Data entries:
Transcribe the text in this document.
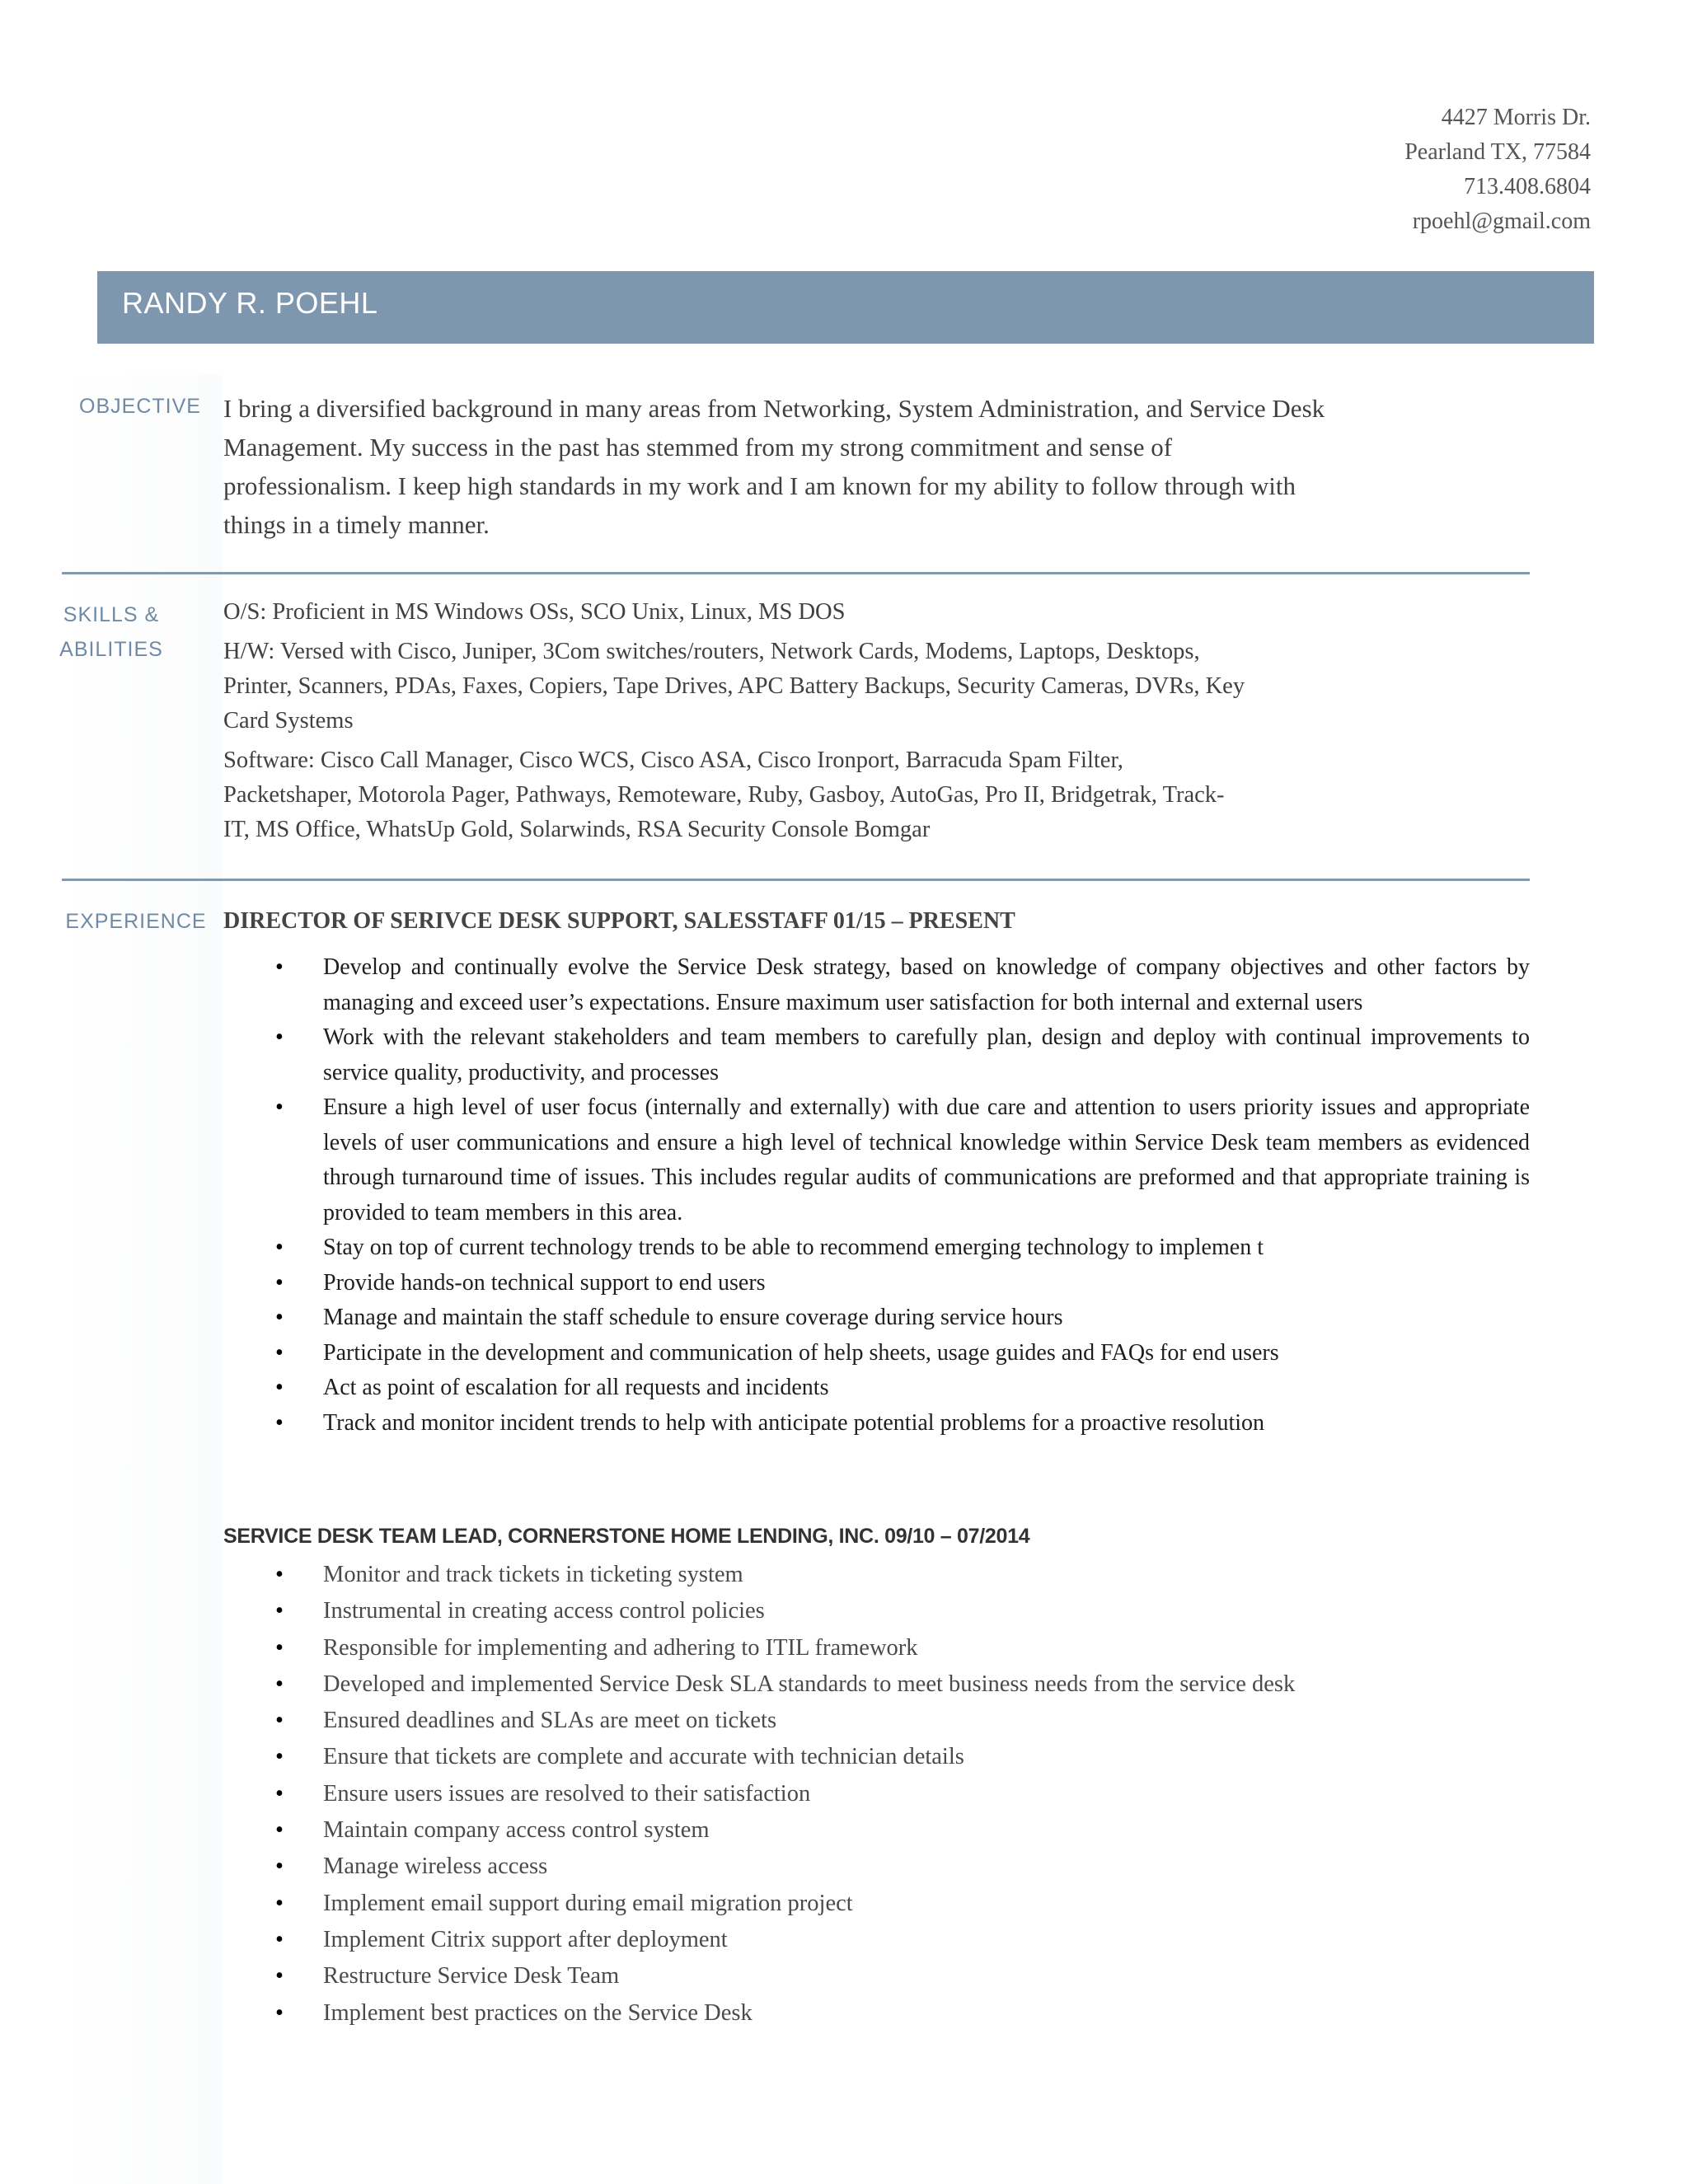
4427 Morris Dr.
Pearland TX, 77584
713.408.6804
rpoehl@gmail.com
RANDY R. POEHL
OBJECTIVE I bring a diversified background in many areas from Networking, System Administration, and Service Desk Management. My success in the past has stemmed from my strong commitment and sense of professionalism. I keep high standards in my work and I am known for my ability to follow through with things in a timely manner.
SKILLS &
ABILITIES
O/S: Proficient in MS Windows OSs, SCO Unix, Linux, MS DOS
H/W: Versed with Cisco, Juniper, 3Com switches/routers, Network Cards, Modems, Laptops, Desktops,
Printer, Scanners, PDAs, Faxes, Copiers, Tape Drives, APC Battery Backups, Security Cameras, DVRs, Key
Card Systems
Software: Cisco Call Manager, Cisco WCS, Cisco ASA, Cisco Ironport, Barracuda Spam Filter,
Packetshaper, Motorola Pager, Pathways, Remoteware, Ruby, Gasboy, AutoGas, Pro II, Bridgetrak, Track-
IT, MS Office, WhatsUp Gold, Solarwinds, RSA Security Console Bomgar
EXPERIENCE DIRECTOR OF SERIVCE DESK SUPPORT, SALESSTAFF 01/15 – PRESENT
• Develop and continually evolve the Service Desk strategy, based on knowledge of company objectives and other factors by managing and exceed user’s expectations. Ensure maximum user satisfaction for both internal and external users
• Work with the relevant stakeholders and team members to carefully plan, design and deploy with continual improvements to service quality, productivity, and processes
• Ensure a high level of user focus (internally and externally) with due care and attention to users priority issues and appropriate levels of user communications and ensure a high level of technical knowledge within Service Desk team members as evidenced through turnaround time of issues. This includes regular audits of communications are preformed and that appropriate training is provided to team members in this area.
• Stay on top of current technology trends to be able to recommend emerging technology to implemen t
• Provide hands-on technical support to end users
• Manage and maintain the staff schedule to ensure coverage during service hours
• Participate in the development and communication of help sheets, usage guides and FAQs for end users
• Act as point of escalation for all requests and incidents
• Track and monitor incident trends to help with anticipate potential problems for a proactive resolution
SERVICE DESK TEAM LEAD, CORNERSTONE HOME LENDING, INC. 09/10 – 07/2014
• Monitor and track tickets in ticketing system
• Instrumental in creating access control policies
• Responsible for implementing and adhering to ITIL framework
• Developed and implemented Service Desk SLA standards to meet business needs from the service desk
• Ensured deadlines and SLAs are meet on tickets
• Ensure that tickets are complete and accurate with technician details
• Ensure users issues are resolved to their satisfaction
• Maintain company access control system
• Manage wireless access
• Implement email support during email migration project
• Implement Citrix support after deployment
• Restructure Service Desk Team
• Implement best practices on the Service Desk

Task description: Pull every line containing the word "Cisco" out of the material.

Completed exercise:
H/W: Versed with Cisco, Juniper, 3Com switches/routers, Network Cards, Modems, Laptops, Desktops,
Software: Cisco Call Manager, Cisco WCS, Cisco ASA, Cisco Ironport, Barracuda Spam Filter,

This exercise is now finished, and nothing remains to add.